Repeat the listing in full, preserving every character.

###

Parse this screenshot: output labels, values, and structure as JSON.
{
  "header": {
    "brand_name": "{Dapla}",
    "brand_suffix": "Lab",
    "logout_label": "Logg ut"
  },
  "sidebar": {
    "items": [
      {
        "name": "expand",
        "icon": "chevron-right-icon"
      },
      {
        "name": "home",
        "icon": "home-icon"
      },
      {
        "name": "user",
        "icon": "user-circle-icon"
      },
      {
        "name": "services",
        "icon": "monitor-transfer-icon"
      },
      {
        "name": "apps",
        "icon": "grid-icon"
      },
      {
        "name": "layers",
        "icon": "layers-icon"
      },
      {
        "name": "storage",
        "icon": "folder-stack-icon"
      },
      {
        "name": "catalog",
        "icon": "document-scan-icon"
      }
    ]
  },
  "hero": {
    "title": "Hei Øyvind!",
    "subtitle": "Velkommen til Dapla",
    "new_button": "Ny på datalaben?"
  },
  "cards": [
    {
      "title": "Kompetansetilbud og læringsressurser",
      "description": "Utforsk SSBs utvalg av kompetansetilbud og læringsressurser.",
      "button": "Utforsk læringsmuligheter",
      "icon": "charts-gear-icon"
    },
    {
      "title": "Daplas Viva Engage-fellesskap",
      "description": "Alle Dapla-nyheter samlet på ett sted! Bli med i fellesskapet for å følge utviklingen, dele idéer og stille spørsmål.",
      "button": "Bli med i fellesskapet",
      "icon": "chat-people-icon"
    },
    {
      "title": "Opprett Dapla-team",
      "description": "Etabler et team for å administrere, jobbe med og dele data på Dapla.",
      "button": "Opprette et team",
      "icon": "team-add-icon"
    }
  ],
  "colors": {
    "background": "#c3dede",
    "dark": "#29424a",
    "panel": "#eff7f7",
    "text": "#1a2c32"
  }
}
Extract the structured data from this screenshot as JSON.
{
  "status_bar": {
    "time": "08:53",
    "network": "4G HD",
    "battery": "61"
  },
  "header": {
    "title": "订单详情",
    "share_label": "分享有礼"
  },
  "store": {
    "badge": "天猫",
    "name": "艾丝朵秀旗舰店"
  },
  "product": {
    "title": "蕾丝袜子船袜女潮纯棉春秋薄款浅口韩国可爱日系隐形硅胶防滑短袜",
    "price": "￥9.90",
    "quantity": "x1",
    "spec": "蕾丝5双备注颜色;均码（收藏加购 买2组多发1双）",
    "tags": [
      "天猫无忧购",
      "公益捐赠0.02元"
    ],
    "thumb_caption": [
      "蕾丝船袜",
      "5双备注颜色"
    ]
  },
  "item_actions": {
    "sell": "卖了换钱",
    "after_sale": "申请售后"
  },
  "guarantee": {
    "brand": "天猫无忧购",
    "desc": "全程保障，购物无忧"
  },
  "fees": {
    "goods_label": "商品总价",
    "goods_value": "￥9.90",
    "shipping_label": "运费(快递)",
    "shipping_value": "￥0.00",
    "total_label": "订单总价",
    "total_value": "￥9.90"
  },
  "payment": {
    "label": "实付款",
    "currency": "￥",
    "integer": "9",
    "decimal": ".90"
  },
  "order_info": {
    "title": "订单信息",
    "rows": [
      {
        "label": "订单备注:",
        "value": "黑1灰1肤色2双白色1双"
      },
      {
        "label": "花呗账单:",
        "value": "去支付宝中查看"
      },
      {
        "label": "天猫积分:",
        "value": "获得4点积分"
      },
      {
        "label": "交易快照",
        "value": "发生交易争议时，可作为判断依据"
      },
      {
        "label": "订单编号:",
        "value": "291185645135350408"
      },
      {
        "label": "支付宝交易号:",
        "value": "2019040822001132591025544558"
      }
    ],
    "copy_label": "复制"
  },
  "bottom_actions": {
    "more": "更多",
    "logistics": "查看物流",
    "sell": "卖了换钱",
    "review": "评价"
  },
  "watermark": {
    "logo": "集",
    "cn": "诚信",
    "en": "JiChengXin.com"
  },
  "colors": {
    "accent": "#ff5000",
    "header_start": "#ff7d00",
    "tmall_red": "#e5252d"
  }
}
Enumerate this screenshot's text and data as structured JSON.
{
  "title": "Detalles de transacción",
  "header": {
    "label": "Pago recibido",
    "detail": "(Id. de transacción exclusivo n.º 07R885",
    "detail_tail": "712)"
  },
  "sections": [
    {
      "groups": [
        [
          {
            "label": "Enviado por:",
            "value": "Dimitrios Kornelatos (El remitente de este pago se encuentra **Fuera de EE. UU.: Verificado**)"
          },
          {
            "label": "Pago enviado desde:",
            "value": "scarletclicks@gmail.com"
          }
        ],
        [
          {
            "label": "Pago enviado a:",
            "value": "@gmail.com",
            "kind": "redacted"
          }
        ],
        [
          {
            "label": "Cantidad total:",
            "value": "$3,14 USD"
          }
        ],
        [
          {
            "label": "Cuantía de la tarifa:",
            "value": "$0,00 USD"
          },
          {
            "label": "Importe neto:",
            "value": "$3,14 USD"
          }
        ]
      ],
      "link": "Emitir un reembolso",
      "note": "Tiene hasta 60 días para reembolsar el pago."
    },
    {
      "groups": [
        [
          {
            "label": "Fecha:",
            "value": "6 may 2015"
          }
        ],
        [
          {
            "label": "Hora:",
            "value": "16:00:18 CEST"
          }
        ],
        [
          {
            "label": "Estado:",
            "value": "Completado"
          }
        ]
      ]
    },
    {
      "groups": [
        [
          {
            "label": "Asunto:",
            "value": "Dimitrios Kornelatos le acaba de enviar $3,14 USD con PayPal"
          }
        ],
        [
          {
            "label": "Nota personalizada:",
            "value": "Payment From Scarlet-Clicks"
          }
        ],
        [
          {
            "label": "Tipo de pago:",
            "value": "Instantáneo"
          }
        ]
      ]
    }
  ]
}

###

Solution for this exercise -
Parse this screenshot: output labels, values, and structure as JSON.
{
  "header": {
    "brand_name": "{Dapla}",
    "brand_suffix": "Lab",
    "logout_label": "Logg ut"
  },
  "sidebar": {
    "items": [
      {
        "name": "expand",
        "icon": "chevron-right-icon"
      },
      {
        "name": "home",
        "icon": "home-icon"
      },
      {
        "name": "user",
        "icon": "user-circle-icon"
      },
      {
        "name": "services",
        "icon": "monitor-transfer-icon"
      },
      {
        "name": "apps",
        "icon": "grid-icon"
      },
      {
        "name": "layers",
        "icon": "layers-icon"
      },
      {
        "name": "storage",
        "icon": "folder-stack-icon"
      },
      {
        "name": "catalog",
        "icon": "document-scan-icon"
      }
    ]
  },
  "hero": {
    "title": "Hei Øyvind!",
    "subtitle": "Velkommen til Dapla",
    "new_button": "Ny på datalaben?"
  },
  "cards": [
    {
      "title": "Kompetansetilbud og læringsressurser",
      "description": "Utforsk SSBs utvalg av kompetansetilbud og læringsressurser.",
      "button": "Utforsk læringsmuligheter",
      "icon": "charts-gear-icon"
    },
    {
      "title": "Daplas Viva Engage-fellesskap",
      "description": "Alle Dapla-nyheter samlet på ett sted! Bli med i fellesskapet for å følge utviklingen, dele idéer og stille spørsmål.",
      "button": "Bli med i fellesskapet",
      "icon": "chat-people-icon"
    },
    {
      "title": "Opprett Dapla-team",
      "description": "Etabler et team for å administrere, jobbe med og dele data på Dapla.",
      "button": "Opprette et team",
      "icon": "team-add-icon"
    }
  ],
  "colors": {
    "background": "#c3dede",
    "dark": "#29424a",
    "panel": "#eff7f7",
    "text": "#1a2c32"
  }
}
Extract the structured data from this screenshot as JSON.
{
  "status_bar": {
    "time": "08:53",
    "network": "4G HD",
    "battery": "61"
  },
  "header": {
    "title": "订单详情",
    "share_label": "分享有礼"
  },
  "store": {
    "badge": "天猫",
    "name": "艾丝朵秀旗舰店"
  },
  "product": {
    "title": "蕾丝袜子船袜女潮纯棉春秋薄款浅口韩国可爱日系隐形硅胶防滑短袜",
    "price": "￥9.90",
    "quantity": "x1",
    "spec": "蕾丝5双备注颜色;均码（收藏加购 买2组多发1双）",
    "tags": [
      "天猫无忧购",
      "公益捐赠0.02元"
    ],
    "thumb_caption": [
      "蕾丝船袜",
      "5双备注颜色"
    ]
  },
  "item_actions": {
    "sell": "卖了换钱",
    "after_sale": "申请售后"
  },
  "guarantee": {
    "brand": "天猫无忧购",
    "desc": "全程保障，购物无忧"
  },
  "fees": {
    "goods_label": "商品总价",
    "goods_value": "￥9.90",
    "shipping_label": "运费(快递)",
    "shipping_value": "￥0.00",
    "total_label": "订单总价",
    "total_value": "￥9.90"
  },
  "payment": {
    "label": "实付款",
    "currency": "￥",
    "integer": "9",
    "decimal": ".90"
  },
  "order_info": {
    "title": "订单信息",
    "rows": [
      {
        "label": "订单备注:",
        "value": "黑1灰1肤色2双白色1双"
      },
      {
        "label": "花呗账单:",
        "value": "去支付宝中查看"
      },
      {
        "label": "天猫积分:",
        "value": "获得4点积分"
      },
      {
        "label": "交易快照",
        "value": "发生交易争议时，可作为判断依据"
      },
      {
        "label": "订单编号:",
        "value": "291185645135350408"
      },
      {
        "label": "支付宝交易号:",
        "value": "2019040822001132591025544558"
      }
    ],
    "copy_label": "复制"
  },
  "bottom_actions": {
    "more": "更多",
    "logistics": "查看物流",
    "sell": "卖了换钱",
    "review": "评价"
  },
  "watermark": {
    "logo": "集",
    "cn": "诚信",
    "en": "JiChengXin.com"
  },
  "colors": {
    "accent": "#ff5000",
    "header_start": "#ff7d00",
    "tmall_red": "#e5252d"
  }
}
Enumerate this screenshot's text and data as structured JSON.
{
  "title": "Detalles de transacción",
  "header": {
    "label": "Pago recibido",
    "detail": "(Id. de transacción exclusivo n.º 07R885",
    "detail_tail": "712)"
  },
  "sections": [
    {
      "groups": [
        [
          {
            "label": "Enviado por:",
            "value": "Dimitrios Kornelatos (El remitente de este pago se encuentra **Fuera de EE. UU.: Verificado**)"
          },
          {
            "label": "Pago enviado desde:",
            "value": "scarletclicks@gmail.com"
          }
        ],
        [
          {
            "label": "Pago enviado a:",
            "value": "@gmail.com",
            "kind": "redacted"
          }
        ],
        [
          {
            "label": "Cantidad total:",
            "value": "$3,14 USD"
          }
        ],
        [
          {
            "label": "Cuantía de la tarifa:",
            "value": "$0,00 USD"
          },
          {
            "label": "Importe neto:",
            "value": "$3,14 USD"
          }
        ]
      ],
      "link": "Emitir un reembolso",
      "note": "Tiene hasta 60 días para reembolsar el pago."
    },
    {
      "groups": [
        [
          {
            "label": "Fecha:",
            "value": "6 may 2015"
          }
        ],
        [
          {
            "label": "Hora:",
            "value": "16:00:18 CEST"
          }
        ],
        [
          {
            "label": "Estado:",
            "value": "Completado"
          }
        ]
      ]
    },
    {
      "groups": [
        [
          {
            "label": "Asunto:",
            "value": "Dimitrios Kornelatos le acaba de enviar $3,14 USD con PayPal"
          }
        ],
        [
          {
            "label": "Nota personalizada:",
            "value": "Payment From Scarlet-Clicks"
          }
        ],
        [
          {
            "label": "Tipo de pago:",
            "value": "Instantáneo"
          }
        ]
      ]
    }
  ]
}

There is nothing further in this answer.